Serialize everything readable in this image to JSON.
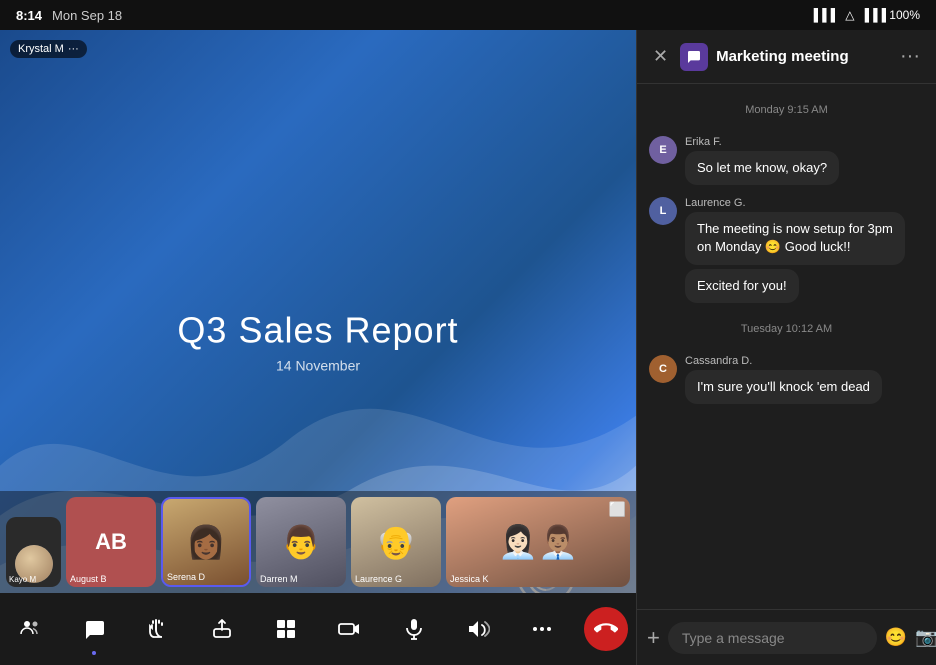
{
  "statusBar": {
    "time": "8:14",
    "date": "Mon Sep 18",
    "battery": "100%"
  },
  "presentation": {
    "title": "Q3 Sales Report",
    "subtitle": "14 November"
  },
  "participants": [
    {
      "id": "kayo",
      "label": "Kayo M",
      "type": "self",
      "initials": ""
    },
    {
      "id": "august",
      "label": "August B",
      "type": "initials",
      "initials": "AB",
      "color": "#b05050"
    },
    {
      "id": "serena",
      "label": "Serena D",
      "type": "photo",
      "active": true
    },
    {
      "id": "darren",
      "label": "Darren M",
      "type": "photo"
    },
    {
      "id": "laurence",
      "label": "Laurence G",
      "type": "photo"
    },
    {
      "id": "jessica",
      "label": "Jessica K",
      "type": "photo-wide"
    }
  ],
  "activeSpeaker": {
    "name": "Krystal M",
    "badge": "Krystal M ···"
  },
  "toolbar": {
    "buttons": [
      {
        "id": "participants",
        "label": "Participants",
        "icon": "👥"
      },
      {
        "id": "chat",
        "label": "Chat",
        "icon": "💬",
        "active": true
      },
      {
        "id": "raise-hand",
        "label": "Raise Hand",
        "icon": "✋"
      },
      {
        "id": "share",
        "label": "Share",
        "icon": "⬆"
      },
      {
        "id": "grid",
        "label": "Grid",
        "icon": "⊞"
      },
      {
        "id": "video",
        "label": "Video",
        "icon": "📷"
      },
      {
        "id": "mic",
        "label": "Microphone",
        "icon": "🎤"
      },
      {
        "id": "speaker",
        "label": "Speaker",
        "icon": "🔊"
      },
      {
        "id": "more",
        "label": "More",
        "icon": "···"
      },
      {
        "id": "end-call",
        "label": "End Call",
        "icon": "📞"
      }
    ]
  },
  "chat": {
    "title": "Marketing meeting",
    "dateSeparator1": "Monday 9:15 AM",
    "dateSeparator2": "Tuesday 10:12 AM",
    "messages": [
      {
        "id": "m1",
        "sender": "Erika F.",
        "avatarColor": "#7060a0",
        "bubbles": [
          "So let me know, okay?"
        ]
      },
      {
        "id": "m2",
        "sender": "Laurence G.",
        "avatarColor": "#5060a0",
        "bubbles": [
          "The meeting is now setup for 3pm on Monday 😊 Good luck!!",
          "Excited for you!"
        ]
      },
      {
        "id": "m3",
        "sender": "Cassandra D.",
        "avatarColor": "#a06030",
        "bubbles": [
          "I'm sure you'll knock 'em dead"
        ]
      }
    ],
    "inputPlaceholder": "Type a message"
  }
}
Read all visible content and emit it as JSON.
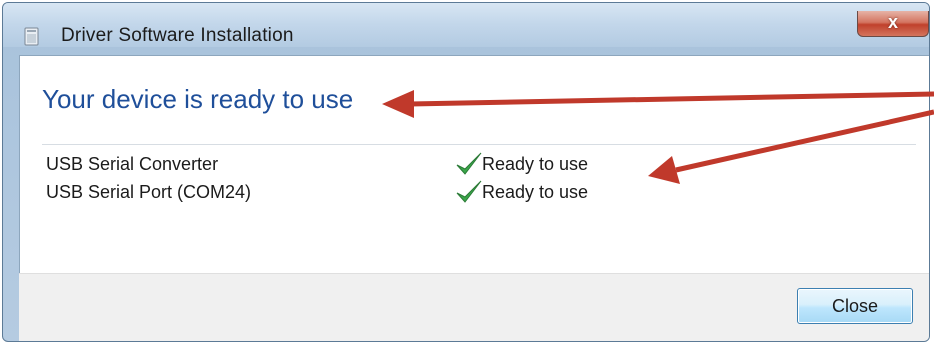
{
  "window": {
    "title": "Driver Software Installation",
    "close_glyph": "x"
  },
  "content": {
    "heading": "Your device is ready to use",
    "devices": [
      {
        "name": "USB Serial Converter",
        "status": "Ready to use",
        "status_icon": "check-icon"
      },
      {
        "name": "USB Serial Port (COM24)",
        "status": "Ready to use",
        "status_icon": "check-icon"
      }
    ]
  },
  "footer": {
    "close_label": "Close"
  },
  "colors": {
    "heading": "#1f4f9a",
    "check": "#3aa64a",
    "annotation_arrow": "#c0392b"
  }
}
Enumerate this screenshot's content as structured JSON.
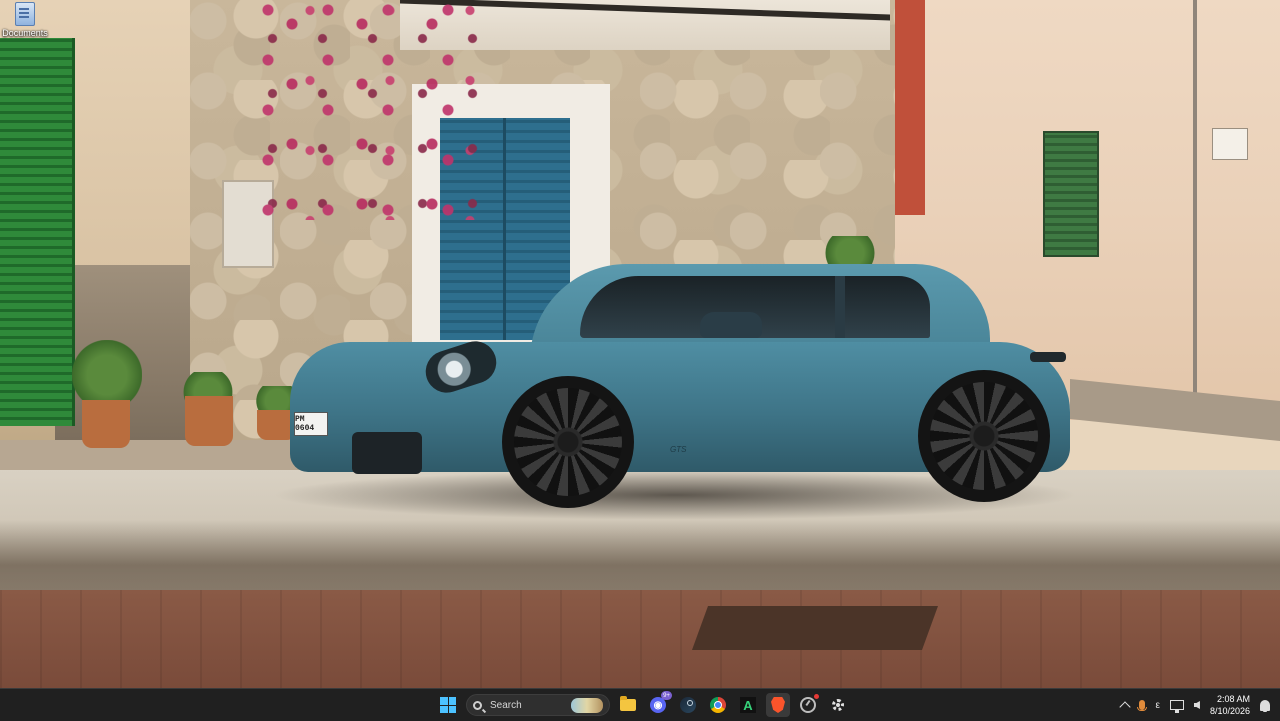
{
  "desktop": {
    "icons": [
      {
        "label": "Documents",
        "icon": "documents-icon"
      }
    ],
    "wallpaper": {
      "car_plate": "PM 0604",
      "car_badge": "GTS"
    }
  },
  "taskbar": {
    "search_placeholder": "Search",
    "apps": [
      {
        "name": "file-explorer",
        "icon": "folder-icon"
      },
      {
        "name": "discord",
        "icon": "discord-icon",
        "badge": "9+"
      },
      {
        "name": "steam",
        "icon": "steam-icon"
      },
      {
        "name": "chrome",
        "icon": "chrome-icon"
      },
      {
        "name": "vectorworks",
        "icon": "vectorworks-icon",
        "glyph": "A"
      },
      {
        "name": "brave",
        "icon": "brave-icon"
      },
      {
        "name": "monitor-app",
        "icon": "monitor-icon"
      },
      {
        "name": "settings-app",
        "icon": "gear-icon"
      }
    ],
    "tray": {
      "ime_indicator": "ε",
      "time": "2:08 AM",
      "date": "8/10/2026"
    }
  },
  "colors": {
    "accent": "#4cc2ff",
    "taskbar_bg": "#202020"
  }
}
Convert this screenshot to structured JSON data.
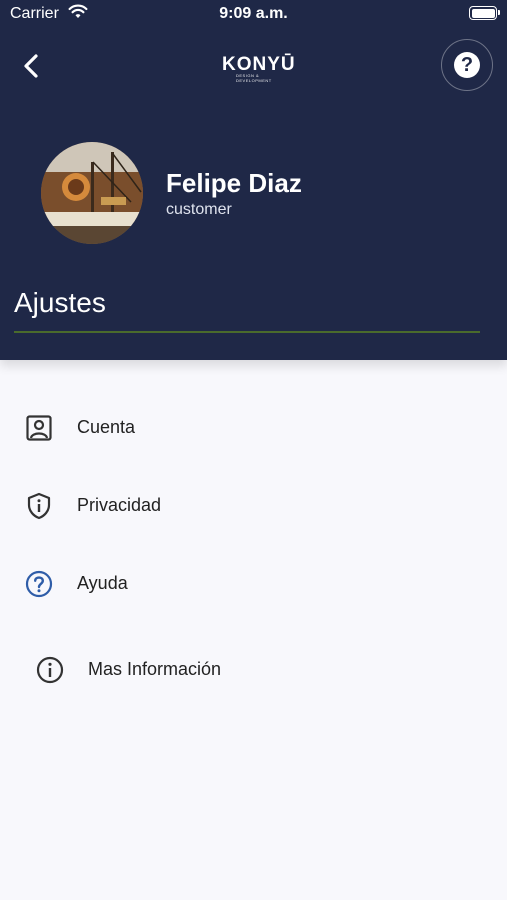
{
  "status_bar": {
    "carrier": "Carrier",
    "time": "9:09 a.m."
  },
  "header": {
    "logo_text": "KONYŪ",
    "logo_subtext": "DESIGN & DEVELOPMENT",
    "help_symbol": "?",
    "user_name": "Felipe Diaz",
    "user_role": "customer",
    "section_title": "Ajustes"
  },
  "menu": {
    "items": [
      {
        "label": "Cuenta",
        "icon": "account-box-icon"
      },
      {
        "label": "Privacidad",
        "icon": "shield-info-icon"
      },
      {
        "label": "Ayuda",
        "icon": "help-circle-icon"
      },
      {
        "label": "Mas Información",
        "icon": "info-circle-icon"
      }
    ]
  },
  "colors": {
    "header_bg": "#1f2847",
    "accent_line": "#4a6b2c",
    "help_icon": "#2f5da8",
    "page_bg": "#f8f8fc"
  }
}
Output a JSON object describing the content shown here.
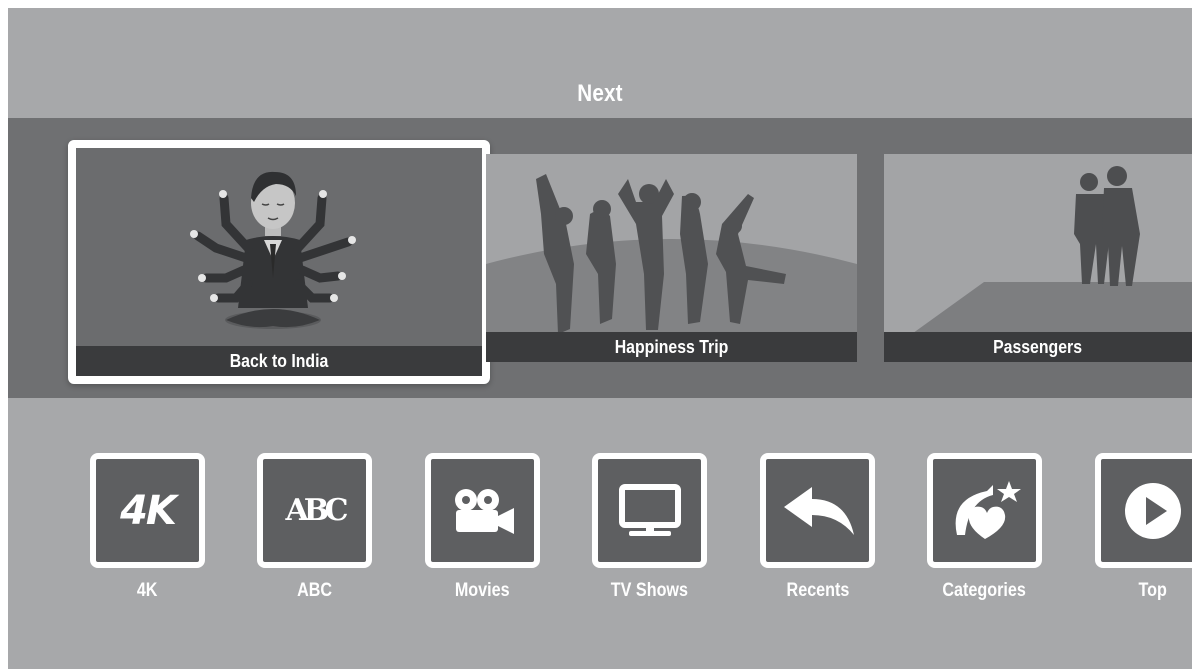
{
  "section": {
    "title": "Next"
  },
  "featured": [
    {
      "title": "Back to India",
      "focused": true
    },
    {
      "title": "Happiness Trip",
      "focused": false
    },
    {
      "title": "Passengers",
      "focused": false
    }
  ],
  "categories": [
    {
      "label": "4K",
      "icon": "4k-icon",
      "glyph": "4K"
    },
    {
      "label": "ABC",
      "icon": "abc-icon",
      "glyph": "ABC"
    },
    {
      "label": "Movies",
      "icon": "movie-camera-icon"
    },
    {
      "label": "TV Shows",
      "icon": "tv-icon"
    },
    {
      "label": "Recents",
      "icon": "back-arrow-icon"
    },
    {
      "label": "Categories",
      "icon": "heart-star-icon"
    },
    {
      "label": "Top",
      "icon": "play-icon"
    }
  ],
  "colors": {
    "background": "#a7a8aa",
    "shelf": "#6f7072",
    "tile": "#5e5f61",
    "label_bar": "#3a3b3d",
    "focus_border": "#ffffff"
  }
}
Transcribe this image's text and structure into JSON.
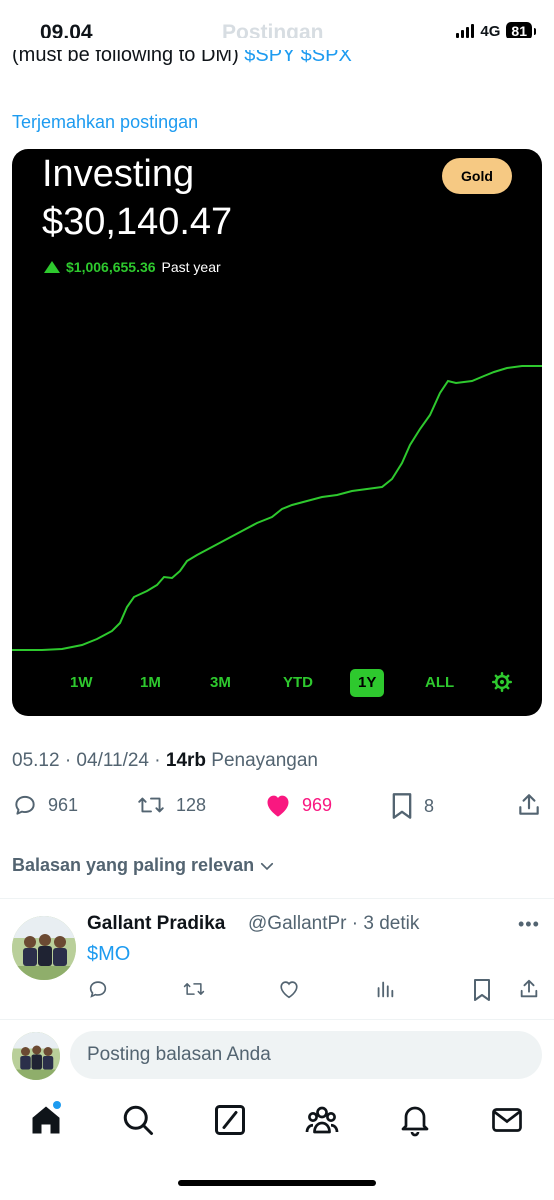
{
  "status_bar": {
    "time": "09.04",
    "network": "4G",
    "battery": "81"
  },
  "header": {
    "title": "Postingan"
  },
  "post": {
    "text_partial": "(must be following to DM) ",
    "cashtags": "$SPY $SPX",
    "translate_label": "Terjemahkan postingan",
    "media": {
      "title": "Investing",
      "value": "$30,140.47",
      "change_value": "$1,006,655.36",
      "change_label": "Past year",
      "badge": "Gold",
      "ranges": [
        "1W",
        "1M",
        "3M",
        "YTD",
        "1Y",
        "ALL"
      ],
      "active_range": "1Y",
      "accent_color": "#2ec92e",
      "badge_color": "#f6c983"
    },
    "meta": {
      "time_date": "05.12 · 04/11/24 · ",
      "views_count": "14rb",
      "views_label": " Penayangan"
    },
    "stats": {
      "replies": "961",
      "reposts": "128",
      "likes": "969",
      "bookmarks": "8"
    }
  },
  "replies_section": {
    "sort_label": "Balasan yang paling relevan",
    "reply": {
      "name": "Gallant Pradika",
      "handle": "@GallantPr · 3 detik",
      "text": "$MO"
    }
  },
  "compose": {
    "placeholder": "Posting balasan Anda"
  },
  "nav": {
    "icons": [
      "home-icon",
      "search-icon",
      "grok-icon",
      "communities-icon",
      "notifications-icon",
      "messages-icon"
    ]
  },
  "colors": {
    "link": "#1d9bf0",
    "like": "#f91880",
    "muted": "#536471"
  }
}
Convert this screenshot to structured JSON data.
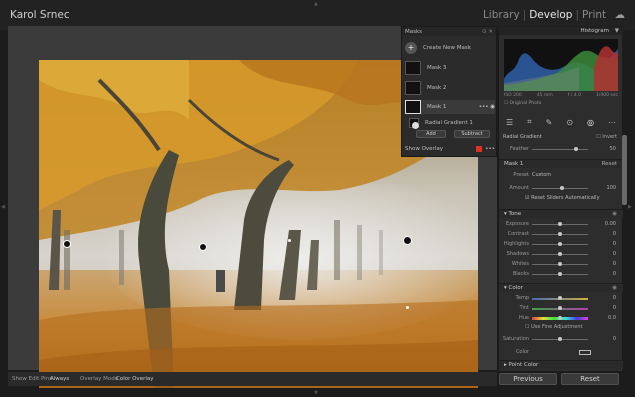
{
  "app": {
    "user_name": "Karol Srnec",
    "modules": [
      "Library",
      "Develop",
      "Print"
    ],
    "active_module": "Develop",
    "cloud_icon": "cloud-icon"
  },
  "histogram": {
    "title": "Histogram",
    "exif": [
      "ISO 200",
      "45 mm",
      "f / 4.0",
      "1/400 sec"
    ],
    "original_photo_label": "Original Photo"
  },
  "masks": {
    "title": "Masks",
    "create_label": "Create New Mask",
    "items": [
      "Mask 3",
      "Mask 2",
      "Mask 1"
    ],
    "selected_component": "Radial Gradient 1",
    "add_label": "Add",
    "subtract_label": "Subtract",
    "show_overlay_label": "Show Overlay",
    "overlay_color": "#e03020"
  },
  "panel": {
    "radial_gradient_label": "Radial Gradient",
    "invert_label": "Invert",
    "feather_label": "Feather",
    "feather_value": "50",
    "mask_label": "Mask 1",
    "reset_label": "Reset",
    "preset_label": "Preset",
    "preset_value": "Custom",
    "amount_label": "Amount",
    "amount_value": "100",
    "reset_sliders_label": "Reset Sliders Automatically",
    "tone_title": "Tone",
    "tone_rows": [
      {
        "label": "Exposure",
        "value": "0.00"
      },
      {
        "label": "Contrast",
        "value": "0"
      },
      {
        "label": "Highlights",
        "value": "0"
      },
      {
        "label": "Shadows",
        "value": "0"
      },
      {
        "label": "Whites",
        "value": "0"
      },
      {
        "label": "Blacks",
        "value": "0"
      }
    ],
    "color_title": "Color",
    "color_rows": [
      {
        "label": "Temp",
        "value": "0"
      },
      {
        "label": "Tint",
        "value": "0"
      },
      {
        "label": "Hue",
        "value": "0.0"
      }
    ],
    "fine_adjustment_label": "Use Fine Adjustment",
    "saturation_label": "Saturation",
    "saturation_value": "0",
    "color_label": "Color",
    "point_color_label": "Point Color"
  },
  "bottom": {
    "show_edit_pins_label": "Show Edit Pins :",
    "show_edit_pins_value": "Always",
    "overlay_mode_label": "Overlay Mode :",
    "overlay_mode_value": "Color Overlay",
    "previous_label": "Previous",
    "reset_label": "Reset"
  }
}
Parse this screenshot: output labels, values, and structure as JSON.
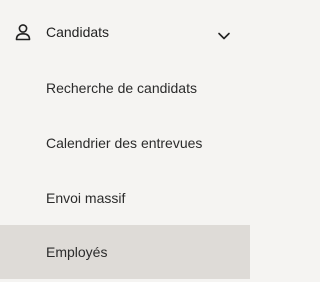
{
  "section": {
    "label": "Candidats",
    "icon": "person-icon",
    "toggle_icon": "chevron-down-icon",
    "expanded": true
  },
  "items": [
    {
      "label": "Recherche de candidats",
      "active": false
    },
    {
      "label": "Calendrier des entrevues",
      "active": false
    },
    {
      "label": "Envoi massif",
      "active": false
    },
    {
      "label": "Employés",
      "active": true
    }
  ],
  "colors": {
    "background": "#f5f4f2",
    "active_background": "#dedbd7",
    "text": "#2b2b2b"
  }
}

------------------------------------------------------------------------

State how many lines include the string "Monday", and nothing more.

2